§ **What you need to do**
Tally the lines in the data that follows that include the word "color", and report nothing but the total.

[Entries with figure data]
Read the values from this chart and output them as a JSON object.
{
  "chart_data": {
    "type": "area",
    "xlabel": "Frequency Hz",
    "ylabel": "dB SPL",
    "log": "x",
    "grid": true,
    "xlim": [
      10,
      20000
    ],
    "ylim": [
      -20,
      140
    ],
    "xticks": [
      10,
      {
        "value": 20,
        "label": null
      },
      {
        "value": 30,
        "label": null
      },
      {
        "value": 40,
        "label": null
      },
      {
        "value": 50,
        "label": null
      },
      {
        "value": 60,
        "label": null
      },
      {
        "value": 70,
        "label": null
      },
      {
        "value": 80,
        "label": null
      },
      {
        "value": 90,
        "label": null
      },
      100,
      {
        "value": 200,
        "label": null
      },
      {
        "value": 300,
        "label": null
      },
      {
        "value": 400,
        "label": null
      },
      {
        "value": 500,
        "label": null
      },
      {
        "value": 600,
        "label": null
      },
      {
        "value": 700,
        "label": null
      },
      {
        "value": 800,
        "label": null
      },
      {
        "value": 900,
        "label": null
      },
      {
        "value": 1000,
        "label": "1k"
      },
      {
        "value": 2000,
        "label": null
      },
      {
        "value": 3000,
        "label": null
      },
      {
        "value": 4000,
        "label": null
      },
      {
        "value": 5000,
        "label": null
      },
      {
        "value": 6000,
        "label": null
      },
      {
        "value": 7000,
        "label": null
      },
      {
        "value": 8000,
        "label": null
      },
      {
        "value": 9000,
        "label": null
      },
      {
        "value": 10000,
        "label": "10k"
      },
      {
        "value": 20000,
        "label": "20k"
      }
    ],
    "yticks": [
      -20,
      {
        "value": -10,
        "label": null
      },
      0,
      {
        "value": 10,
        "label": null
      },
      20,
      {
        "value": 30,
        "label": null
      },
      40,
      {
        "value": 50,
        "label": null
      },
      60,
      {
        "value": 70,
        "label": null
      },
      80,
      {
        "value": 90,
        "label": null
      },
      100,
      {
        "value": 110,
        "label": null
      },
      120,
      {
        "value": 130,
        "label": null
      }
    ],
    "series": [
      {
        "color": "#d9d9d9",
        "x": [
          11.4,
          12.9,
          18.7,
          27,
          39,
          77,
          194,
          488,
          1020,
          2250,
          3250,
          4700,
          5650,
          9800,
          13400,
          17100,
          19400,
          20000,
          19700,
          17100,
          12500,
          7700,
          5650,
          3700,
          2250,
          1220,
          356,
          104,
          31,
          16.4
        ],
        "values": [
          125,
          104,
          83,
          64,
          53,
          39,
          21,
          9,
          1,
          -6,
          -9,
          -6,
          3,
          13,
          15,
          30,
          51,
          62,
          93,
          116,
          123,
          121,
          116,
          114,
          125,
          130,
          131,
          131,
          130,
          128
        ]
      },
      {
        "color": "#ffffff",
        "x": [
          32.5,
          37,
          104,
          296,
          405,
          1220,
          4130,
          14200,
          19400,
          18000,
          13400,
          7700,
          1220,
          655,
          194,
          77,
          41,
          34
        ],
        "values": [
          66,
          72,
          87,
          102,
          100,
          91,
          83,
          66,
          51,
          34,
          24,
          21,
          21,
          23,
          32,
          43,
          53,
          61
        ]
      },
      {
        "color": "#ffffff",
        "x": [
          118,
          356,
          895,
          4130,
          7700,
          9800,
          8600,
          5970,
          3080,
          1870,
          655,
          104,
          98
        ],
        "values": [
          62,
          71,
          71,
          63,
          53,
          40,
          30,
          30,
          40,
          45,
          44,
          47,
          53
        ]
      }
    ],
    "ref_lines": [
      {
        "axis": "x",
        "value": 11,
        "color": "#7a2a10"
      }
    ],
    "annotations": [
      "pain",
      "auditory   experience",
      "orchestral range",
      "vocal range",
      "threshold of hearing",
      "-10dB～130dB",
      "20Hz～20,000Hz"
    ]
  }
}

§ **Answer**
4